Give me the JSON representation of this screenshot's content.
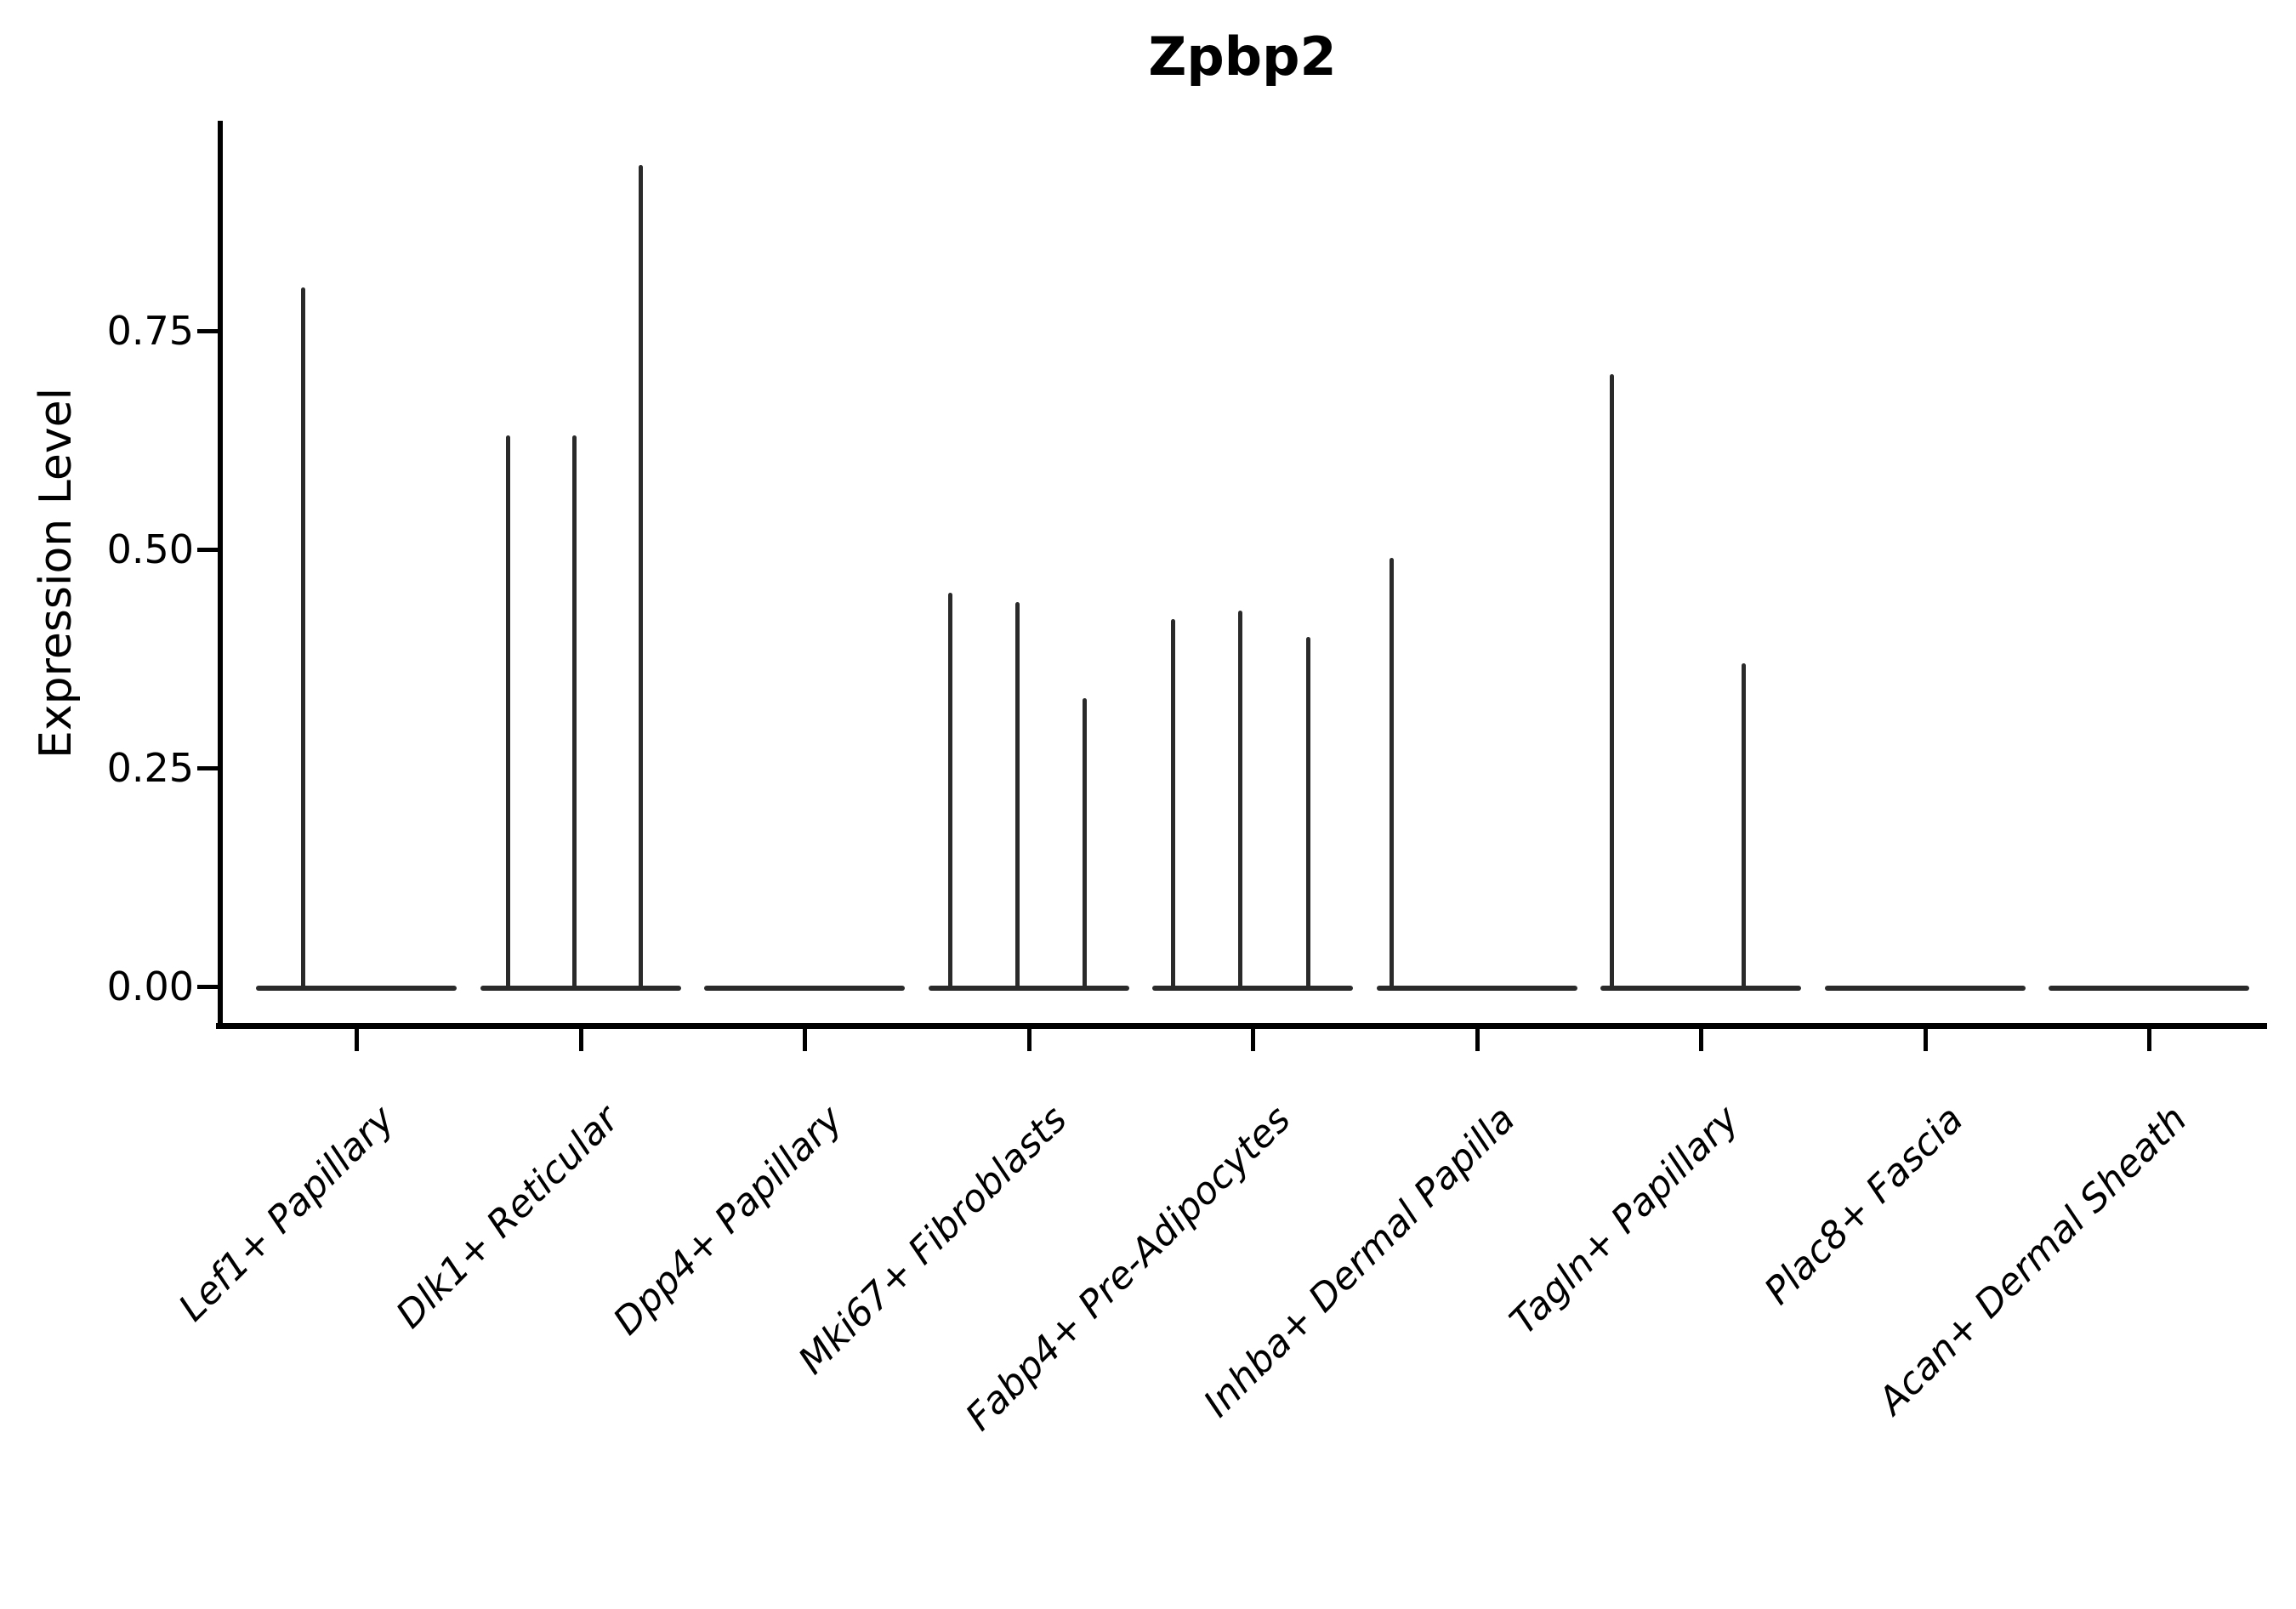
{
  "chart_data": {
    "type": "violin",
    "title": "Zpbp2",
    "ylabel": "Expression Level",
    "xlabel": "",
    "ylim": [
      0,
      0.99
    ],
    "grid": false,
    "legend": "none",
    "spines": [
      "left",
      "bottom"
    ],
    "x_tick_rotation": 45,
    "y_ticks": [
      {
        "value": 0.0,
        "label": "0.00"
      },
      {
        "value": 0.25,
        "label": "0.25"
      },
      {
        "value": 0.5,
        "label": "0.50"
      },
      {
        "value": 0.75,
        "label": "0.75"
      }
    ],
    "categories": [
      "Lef1+ Papillary",
      "Dlk1+ Reticular",
      "Dpp4+ Papillary",
      "Mki67+ Fibroblasts",
      "Fabp4+ Pre-Adipocytes",
      "Inhba+ Dermal Papilla",
      "Tagln+ Papillary",
      "Plac8+ Fascia",
      "Acan+ Dermal Sheath"
    ],
    "series": [
      {
        "category": "Lef1+ Papillary",
        "baseline_value": 0,
        "spikes": [
          {
            "x_offset": -63,
            "value": 0.8
          }
        ]
      },
      {
        "category": "Dlk1+ Reticular",
        "baseline_value": 0,
        "spikes": [
          {
            "x_offset": -86,
            "value": 0.63
          },
          {
            "x_offset": -8,
            "value": 0.63
          },
          {
            "x_offset": 70,
            "value": 0.94
          }
        ]
      },
      {
        "category": "Dpp4+ Papillary",
        "baseline_value": 0,
        "spikes": []
      },
      {
        "category": "Mki67+ Fibroblasts",
        "baseline_value": 0,
        "spikes": [
          {
            "x_offset": -93,
            "value": 0.45
          },
          {
            "x_offset": -14,
            "value": 0.44
          },
          {
            "x_offset": 65,
            "value": 0.33
          }
        ]
      },
      {
        "category": "Fabp4+ Pre-Adipocytes",
        "baseline_value": 0,
        "spikes": [
          {
            "x_offset": -94,
            "value": 0.42
          },
          {
            "x_offset": -15,
            "value": 0.43
          },
          {
            "x_offset": 65,
            "value": 0.4
          }
        ]
      },
      {
        "category": "Inhba+ Dermal Papilla",
        "baseline_value": 0,
        "spikes": [
          {
            "x_offset": -101,
            "value": 0.49
          }
        ]
      },
      {
        "category": "Tagln+ Papillary",
        "baseline_value": 0,
        "spikes": [
          {
            "x_offset": -105,
            "value": 0.7
          },
          {
            "x_offset": 50,
            "value": 0.37
          }
        ]
      },
      {
        "category": "Plac8+ Fascia",
        "baseline_value": 0,
        "spikes": []
      },
      {
        "category": "Acan+ Dermal Sheath",
        "baseline_value": 0,
        "spikes": []
      }
    ],
    "colors": {
      "ink": "#000000",
      "violin": "#2a2a2a",
      "background": "#ffffff"
    }
  }
}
---
What you will do: Images in the data above are to be skipped. Retype all other material exactly.

The completed task:
Give me the JSON representation of this screenshot's content.
{
  "chart_data": {
    "type": "violin",
    "title": "Zpbp2",
    "ylabel": "Expression Level",
    "xlabel": "",
    "ylim": [
      0,
      0.99
    ],
    "grid": false,
    "legend": "none",
    "spines": [
      "left",
      "bottom"
    ],
    "x_tick_rotation": 45,
    "y_ticks": [
      {
        "value": 0.0,
        "label": "0.00"
      },
      {
        "value": 0.25,
        "label": "0.25"
      },
      {
        "value": 0.5,
        "label": "0.50"
      },
      {
        "value": 0.75,
        "label": "0.75"
      }
    ],
    "categories": [
      "Lef1+ Papillary",
      "Dlk1+ Reticular",
      "Dpp4+ Papillary",
      "Mki67+ Fibroblasts",
      "Fabp4+ Pre-Adipocytes",
      "Inhba+ Dermal Papilla",
      "Tagln+ Papillary",
      "Plac8+ Fascia",
      "Acan+ Dermal Sheath"
    ],
    "series": [
      {
        "category": "Lef1+ Papillary",
        "baseline_value": 0,
        "spikes": [
          {
            "x_offset": -63,
            "value": 0.8
          }
        ]
      },
      {
        "category": "Dlk1+ Reticular",
        "baseline_value": 0,
        "spikes": [
          {
            "x_offset": -86,
            "value": 0.63
          },
          {
            "x_offset": -8,
            "value": 0.63
          },
          {
            "x_offset": 70,
            "value": 0.94
          }
        ]
      },
      {
        "category": "Dpp4+ Papillary",
        "baseline_value": 0,
        "spikes": []
      },
      {
        "category": "Mki67+ Fibroblasts",
        "baseline_value": 0,
        "spikes": [
          {
            "x_offset": -93,
            "value": 0.45
          },
          {
            "x_offset": -14,
            "value": 0.44
          },
          {
            "x_offset": 65,
            "value": 0.33
          }
        ]
      },
      {
        "category": "Fabp4+ Pre-Adipocytes",
        "baseline_value": 0,
        "spikes": [
          {
            "x_offset": -94,
            "value": 0.42
          },
          {
            "x_offset": -15,
            "value": 0.43
          },
          {
            "x_offset": 65,
            "value": 0.4
          }
        ]
      },
      {
        "category": "Inhba+ Dermal Papilla",
        "baseline_value": 0,
        "spikes": [
          {
            "x_offset": -101,
            "value": 0.49
          }
        ]
      },
      {
        "category": "Tagln+ Papillary",
        "baseline_value": 0,
        "spikes": [
          {
            "x_offset": -105,
            "value": 0.7
          },
          {
            "x_offset": 50,
            "value": 0.37
          }
        ]
      },
      {
        "category": "Plac8+ Fascia",
        "baseline_value": 0,
        "spikes": []
      },
      {
        "category": "Acan+ Dermal Sheath",
        "baseline_value": 0,
        "spikes": []
      }
    ],
    "colors": {
      "ink": "#000000",
      "violin": "#2a2a2a",
      "background": "#ffffff"
    }
  }
}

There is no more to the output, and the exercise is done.